## WHAT THE TASK REQUIRES
Work through the material below and count the lines holding the word "structured"; give that count and nothing more.

[Dataset excerpt]
────────────────────────────────────────

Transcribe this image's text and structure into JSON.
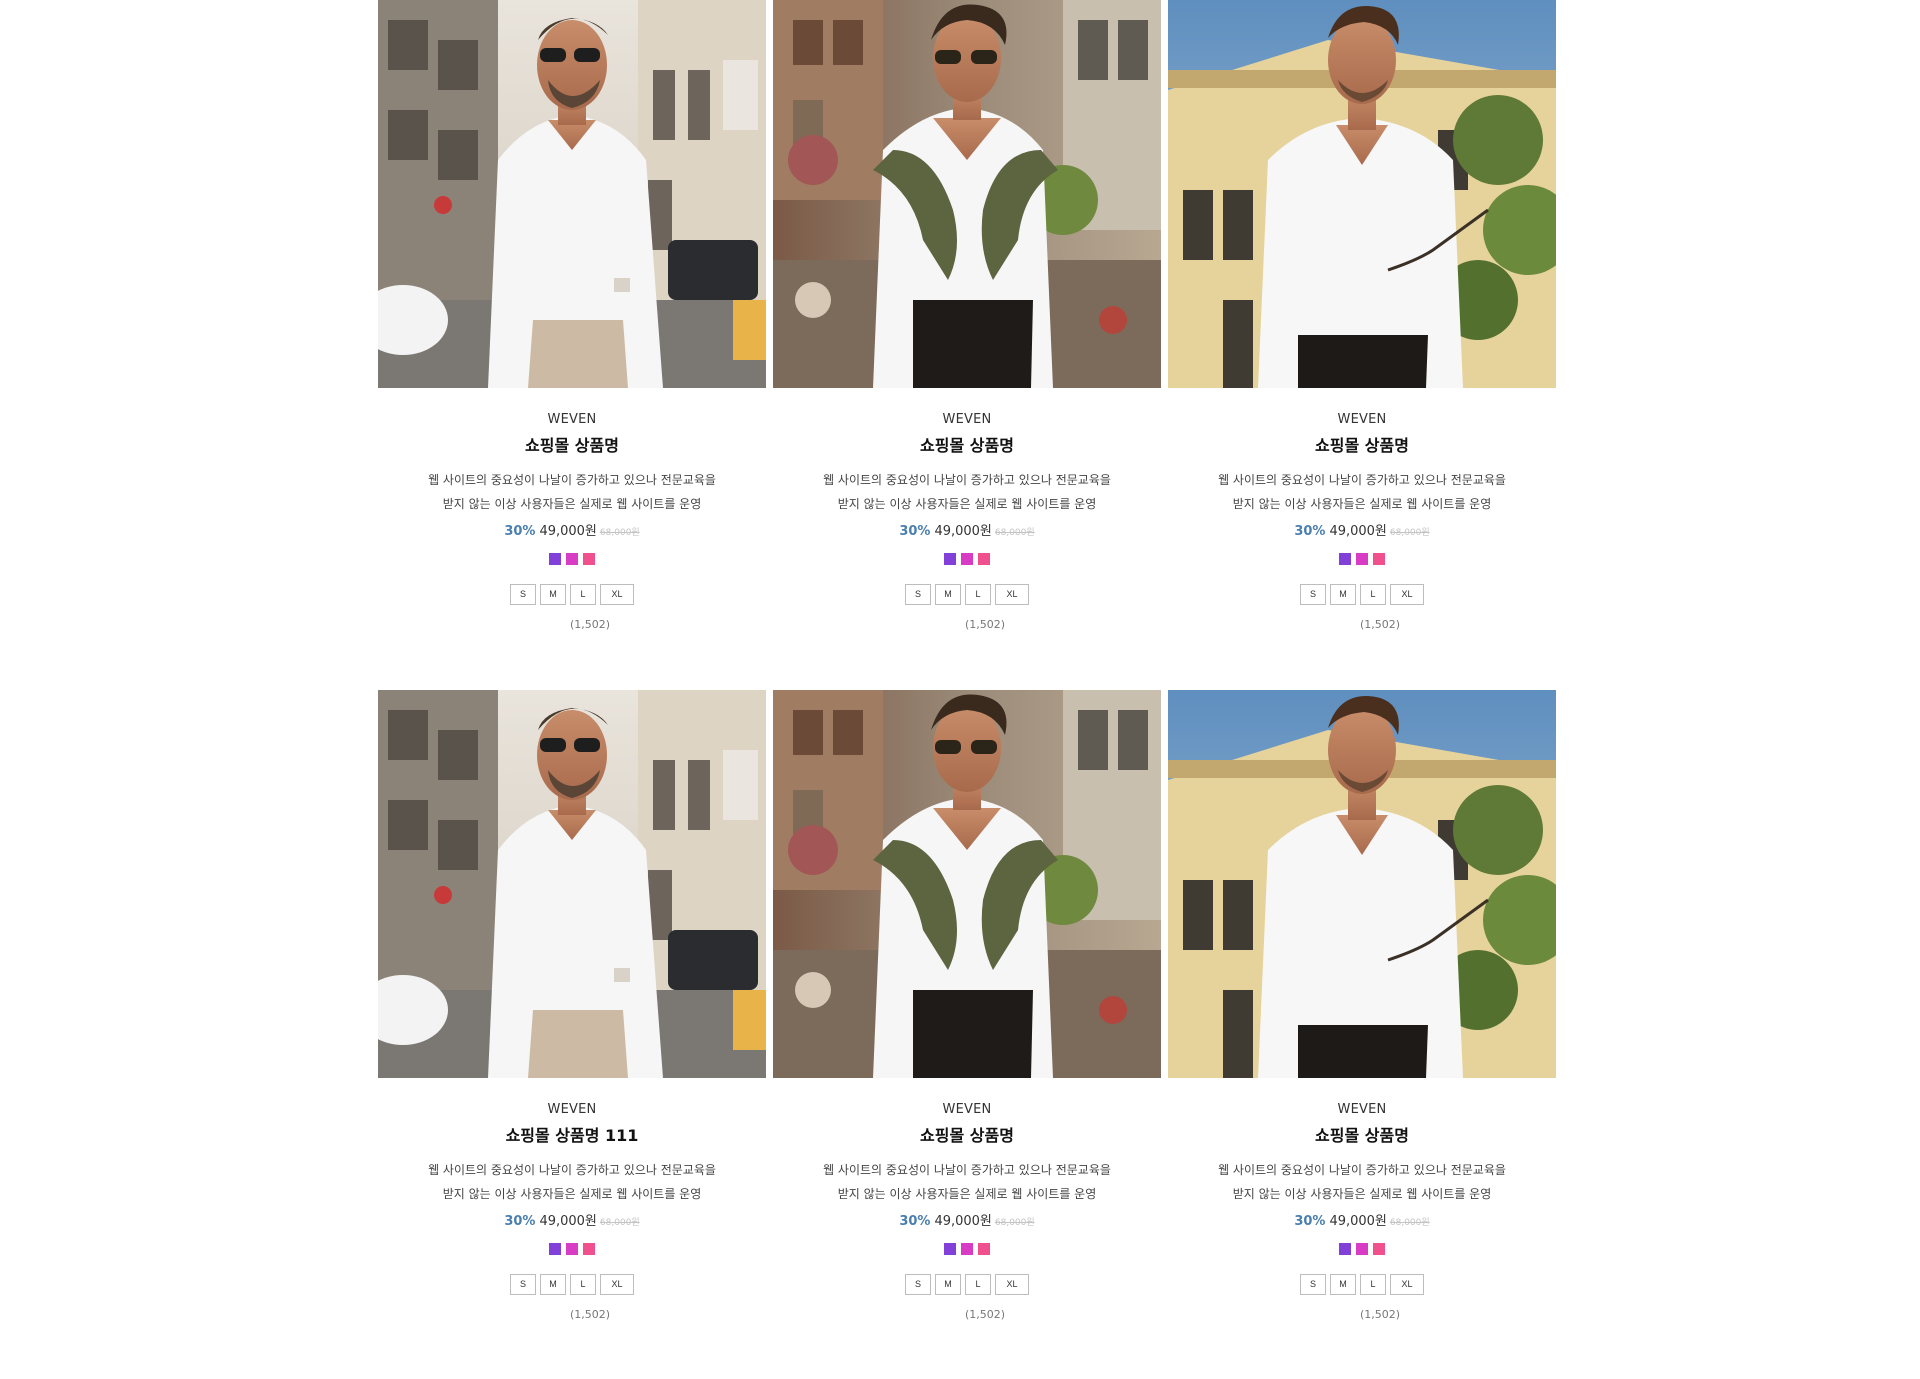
{
  "colors": {
    "discount": "#4a7fb0",
    "swatch_purple": "#8340d8",
    "swatch_magenta": "#d83cc4",
    "swatch_pink": "#f0508e"
  },
  "products": [
    {
      "image": "model-photo-1",
      "brand": "WEVEN",
      "name": "쇼핑몰 상품명",
      "desc_line1": "웹 사이트의 중요성이 나날이 증가하고 있으나 전문교육을",
      "desc_line2": "받지 않는 이상 사용자들은 실제로 웹 사이트를 운영",
      "discount": "30%",
      "price": "49,000원",
      "original_price": "68,000원",
      "swatches": [
        "#8340d8",
        "#d83cc4",
        "#f0508e"
      ],
      "sizes": [
        "S",
        "M",
        "L",
        "XL"
      ],
      "reviews": "(1,502)"
    },
    {
      "image": "model-photo-2",
      "brand": "WEVEN",
      "name": "쇼핑몰 상품명",
      "desc_line1": "웹 사이트의 중요성이 나날이 증가하고 있으나 전문교육을",
      "desc_line2": "받지 않는 이상 사용자들은 실제로 웹 사이트를 운영",
      "discount": "30%",
      "price": "49,000원",
      "original_price": "68,000원",
      "swatches": [
        "#8340d8",
        "#d83cc4",
        "#f0508e"
      ],
      "sizes": [
        "S",
        "M",
        "L",
        "XL"
      ],
      "reviews": "(1,502)"
    },
    {
      "image": "model-photo-3",
      "brand": "WEVEN",
      "name": "쇼핑몰 상품명",
      "desc_line1": "웹 사이트의 중요성이 나날이 증가하고 있으나 전문교육을",
      "desc_line2": "받지 않는 이상 사용자들은 실제로 웹 사이트를 운영",
      "discount": "30%",
      "price": "49,000원",
      "original_price": "68,000원",
      "swatches": [
        "#8340d8",
        "#d83cc4",
        "#f0508e"
      ],
      "sizes": [
        "S",
        "M",
        "L",
        "XL"
      ],
      "reviews": "(1,502)"
    },
    {
      "image": "model-photo-1",
      "brand": "WEVEN",
      "name": "쇼핑몰 상품명 111",
      "desc_line1": "웹 사이트의 중요성이 나날이 증가하고 있으나 전문교육을",
      "desc_line2": "받지 않는 이상 사용자들은 실제로 웹 사이트를 운영",
      "discount": "30%",
      "price": "49,000원",
      "original_price": "68,000원",
      "swatches": [
        "#8340d8",
        "#d83cc4",
        "#f0508e"
      ],
      "sizes": [
        "S",
        "M",
        "L",
        "XL"
      ],
      "reviews": "(1,502)"
    },
    {
      "image": "model-photo-2",
      "brand": "WEVEN",
      "name": "쇼핑몰 상품명",
      "desc_line1": "웹 사이트의 중요성이 나날이 증가하고 있으나 전문교육을",
      "desc_line2": "받지 않는 이상 사용자들은 실제로 웹 사이트를 운영",
      "discount": "30%",
      "price": "49,000원",
      "original_price": "68,000원",
      "swatches": [
        "#8340d8",
        "#d83cc4",
        "#f0508e"
      ],
      "sizes": [
        "S",
        "M",
        "L",
        "XL"
      ],
      "reviews": "(1,502)"
    },
    {
      "image": "model-photo-3",
      "brand": "WEVEN",
      "name": "쇼핑몰 상품명",
      "desc_line1": "웹 사이트의 중요성이 나날이 증가하고 있으나 전문교육을",
      "desc_line2": "받지 않는 이상 사용자들은 실제로 웹 사이트를 운영",
      "discount": "30%",
      "price": "49,000원",
      "original_price": "68,000원",
      "swatches": [
        "#8340d8",
        "#d83cc4",
        "#f0508e"
      ],
      "sizes": [
        "S",
        "M",
        "L",
        "XL"
      ],
      "reviews": "(1,502)"
    }
  ]
}
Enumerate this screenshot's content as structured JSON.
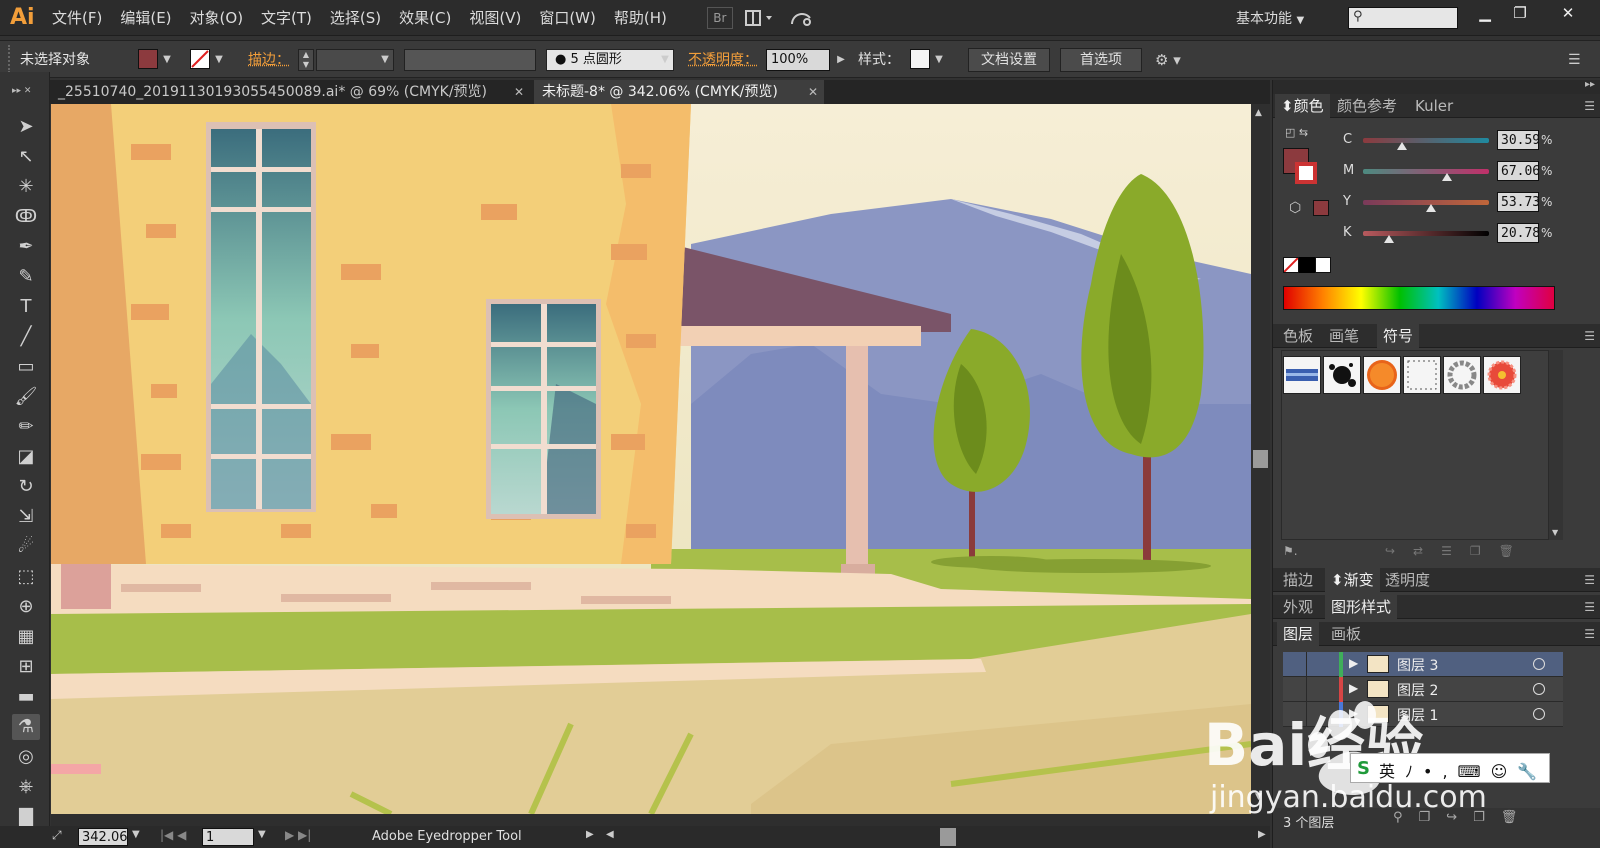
{
  "app": {
    "logo": "Ai"
  },
  "menu": [
    "文件(F)",
    "编辑(E)",
    "对象(O)",
    "文字(T)",
    "选择(S)",
    "效果(C)",
    "视图(V)",
    "窗口(W)",
    "帮助(H)"
  ],
  "menubar": {
    "bridge_label": "Br",
    "workspace": "基本功能"
  },
  "control_bar": {
    "selection_status": "未选择对象",
    "stroke_label": "描边：",
    "brush_label": "5 点圆形",
    "opacity_label": "不透明度：",
    "opacity_value": "100%",
    "style_label": "样式：",
    "doc_setup_button": "文档设置",
    "prefs_button": "首选项",
    "fill_color": "#8c3a3e"
  },
  "tabs": [
    {
      "label": "_25510740_20191130193055450089.ai* @ 69% (CMYK/预览)",
      "active": false
    },
    {
      "label": "未标题-8* @ 342.06% (CMYK/预览)",
      "active": true
    }
  ],
  "status_bar": {
    "zoom": "342.06",
    "page": "1",
    "tool_name": "Adobe Eyedropper Tool"
  },
  "color_panel": {
    "tabs": [
      "颜色",
      "颜色参考",
      "Kuler"
    ],
    "channels": [
      {
        "name": "C",
        "value": "30.59",
        "fraction": 0.3059
      },
      {
        "name": "M",
        "value": "67.06",
        "fraction": 0.6706
      },
      {
        "name": "Y",
        "value": "53.73",
        "fraction": 0.5373
      },
      {
        "name": "K",
        "value": "20.78",
        "fraction": 0.2078
      }
    ],
    "percent": "%",
    "fill_color": "#8c3a3e"
  },
  "swatch_panel": {
    "tabs": [
      "色板",
      "画笔",
      "符号"
    ]
  },
  "appearance_panel": {
    "tabs": [
      "描边",
      "渐变",
      "透明度"
    ]
  },
  "style_panel": {
    "tabs": [
      "外观",
      "图形样式"
    ]
  },
  "layers_panel": {
    "tabs": [
      "图层",
      "画板"
    ],
    "layers": [
      {
        "name": "图层 3",
        "selected": true,
        "color": "#3fae5a"
      },
      {
        "name": "图层 2",
        "selected": false,
        "color": "#d64545"
      },
      {
        "name": "图层 1",
        "selected": false,
        "color": "#4a78d8"
      }
    ],
    "count_label": "3 个图层"
  },
  "watermark": {
    "text": "Bai经验",
    "url": "jingyan.baidu.com"
  }
}
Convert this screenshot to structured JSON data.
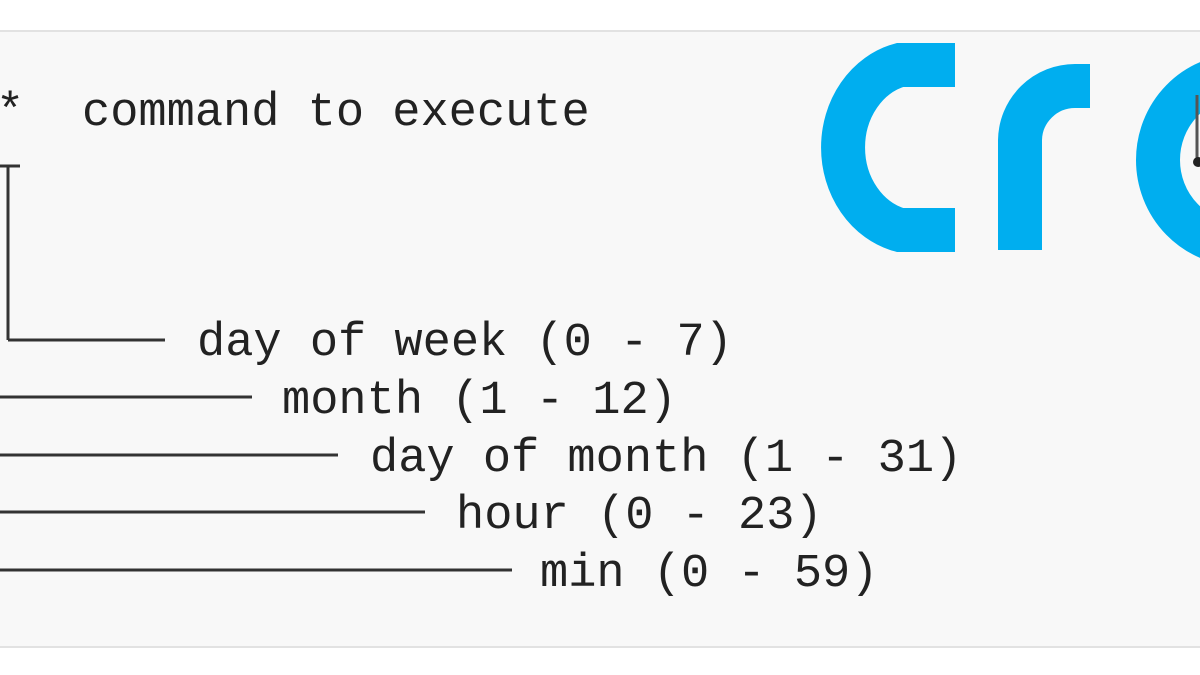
{
  "diagram": {
    "header_asterisk": "*",
    "command_label": "command to execute",
    "fields": [
      {
        "label": "day of week (0 - 7)"
      },
      {
        "label": "month (1 - 12)"
      },
      {
        "label": "day of month (1 - 31)"
      },
      {
        "label": "hour (0 - 23)"
      },
      {
        "label": "min (0 - 59)"
      }
    ]
  },
  "logo": {
    "text": "cro",
    "color": "#00aeef"
  },
  "colors": {
    "background": "#f8f8f8",
    "text": "#222222",
    "lines": "#333333"
  }
}
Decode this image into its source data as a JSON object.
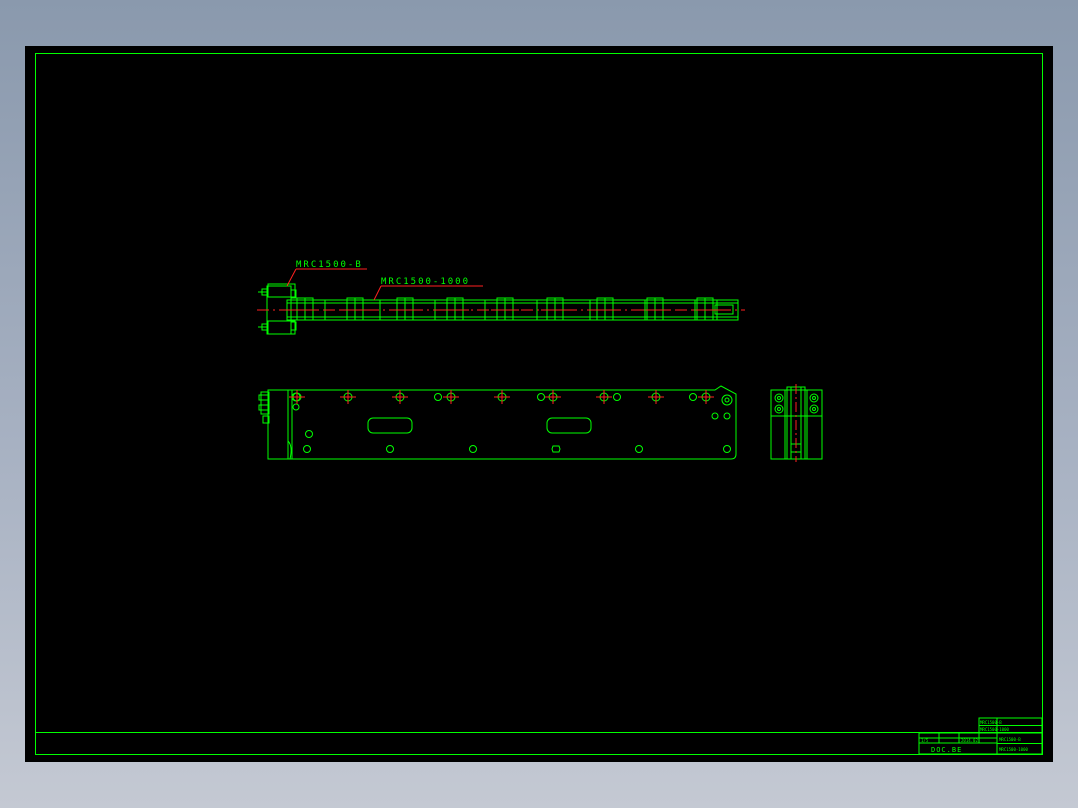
{
  "drawing": {
    "callouts": {
      "part_b": "MRC1500-B",
      "part_main": "MRC1500-1000"
    },
    "title_block": {
      "logo": "DOC.BE",
      "name": "MRC1500-B",
      "code": "MRC1500-1000",
      "scale": "1/5",
      "date": "2014.02"
    }
  },
  "colors": {
    "background": "#000000",
    "line": "#00ff00",
    "center": "#ff2020",
    "frame_outer": "#8a99ad"
  }
}
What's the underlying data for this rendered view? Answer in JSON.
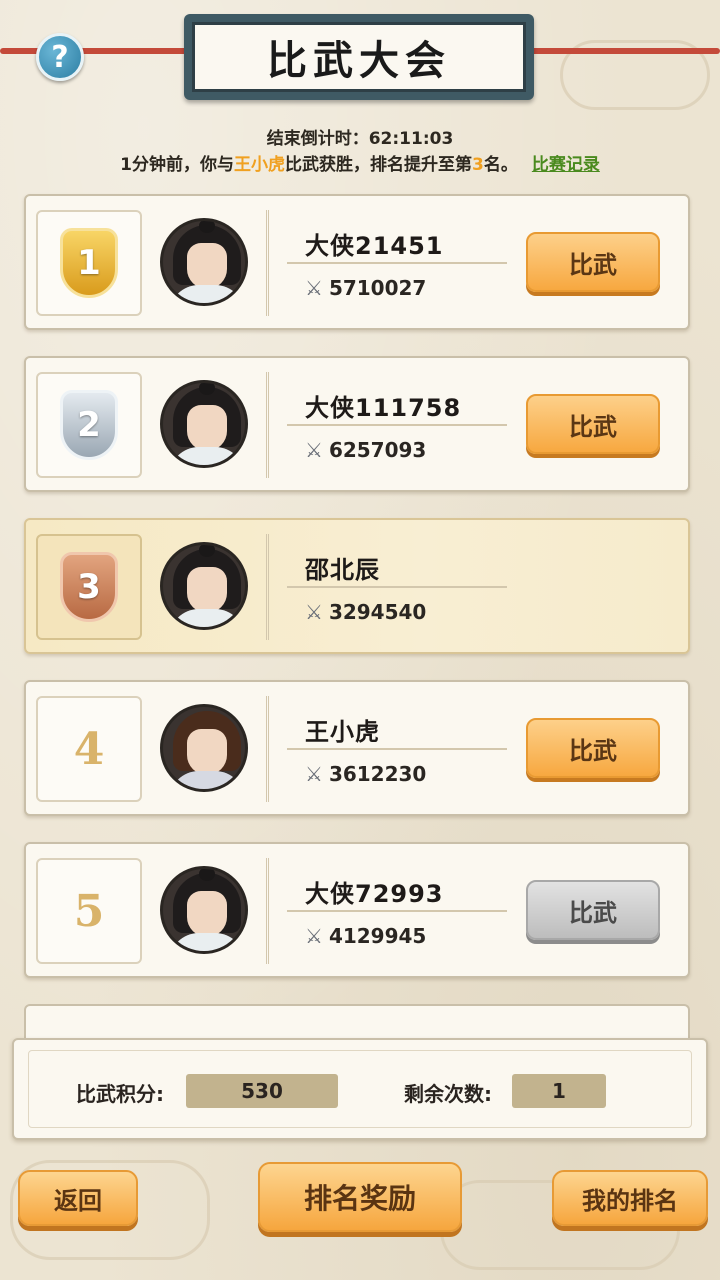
{
  "header": {
    "title": "比武大会",
    "help_symbol": "?"
  },
  "info": {
    "countdown_label": "结束倒计时：",
    "countdown_value": "62:11:03",
    "notice_prefix": "1分钟前，你与",
    "notice_opponent": "王小虎",
    "notice_middle": "比武获胜，排名提升至第",
    "notice_rank": "3",
    "notice_suffix": "名。",
    "record_link": "比赛记录"
  },
  "rankings": [
    {
      "rank": "1",
      "name": "大侠21451",
      "power": "5710027",
      "button": "比武"
    },
    {
      "rank": "2",
      "name": "大侠111758",
      "power": "6257093",
      "button": "比武"
    },
    {
      "rank": "3",
      "name": "邵北辰",
      "power": "3294540"
    },
    {
      "rank": "4",
      "name": "王小虎",
      "power": "3612230",
      "button": "比武"
    },
    {
      "rank": "5",
      "name": "大侠72993",
      "power": "4129945",
      "button": "比武"
    }
  ],
  "stats": {
    "score_label": "比武积分:",
    "score_value": "530",
    "remaining_label": "剩余次数:",
    "remaining_value": "1"
  },
  "buttons": {
    "back": "返回",
    "rank_reward": "排名奖励",
    "my_rank": "我的排名"
  },
  "colors": {
    "accent_orange": "#f7a840",
    "highlight_text": "#f0a020",
    "link_green": "#4a8a1e",
    "title_frame": "#3f5a64"
  },
  "icons": {
    "help": "question-mark-icon",
    "power": "crossed-swords-icon"
  }
}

────────────────────────────────────────

## TASK RESPONSE
2